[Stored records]
— start —
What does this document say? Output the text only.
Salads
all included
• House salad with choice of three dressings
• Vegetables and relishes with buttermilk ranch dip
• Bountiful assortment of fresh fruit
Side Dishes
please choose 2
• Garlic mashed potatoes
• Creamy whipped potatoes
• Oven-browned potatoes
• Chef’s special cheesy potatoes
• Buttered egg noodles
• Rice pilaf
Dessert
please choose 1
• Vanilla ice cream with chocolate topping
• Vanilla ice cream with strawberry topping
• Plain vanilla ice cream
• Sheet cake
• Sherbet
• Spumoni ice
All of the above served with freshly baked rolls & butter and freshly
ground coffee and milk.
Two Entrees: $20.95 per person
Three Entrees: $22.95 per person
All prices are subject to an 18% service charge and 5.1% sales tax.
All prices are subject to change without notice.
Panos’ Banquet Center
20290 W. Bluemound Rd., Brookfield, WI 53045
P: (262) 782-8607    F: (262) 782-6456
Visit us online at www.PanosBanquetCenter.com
— end —
What to work on
Reproduce the entire listing word for word.

Full answer
What does this document say? Output the text only.
Salads
all included
• House salad with choice of three dressings
• Vegetables and relishes with buttermilk ranch dip
• Bountiful assortment of fresh fruit
Side Dishes
please choose 2
• Garlic mashed potatoes
• Creamy whipped potatoes
• Oven-browned potatoes
• Chef’s special cheesy potatoes
• Buttered egg noodles
• Rice pilaf
Dessert
please choose 1
• Vanilla ice cream with chocolate topping
• Vanilla ice cream with strawberry topping
• Plain vanilla ice cream
• Sheet cake
• Sherbet
• Spumoni ice
All of the above served with freshly baked rolls & butter and freshly
ground coffee and milk.
Two Entrees: $20.95 per person
Three Entrees: $22.95 per person
All prices are subject to an 18% service charge and 5.1% sales tax.
All prices are subject to change without notice.
Panos’ Banquet Center
20290 W. Bluemound Rd., Brookfield, WI 53045
P: (262) 782-8607    F: (262) 782-6456
Visit us online at www.PanosBanquetCenter.com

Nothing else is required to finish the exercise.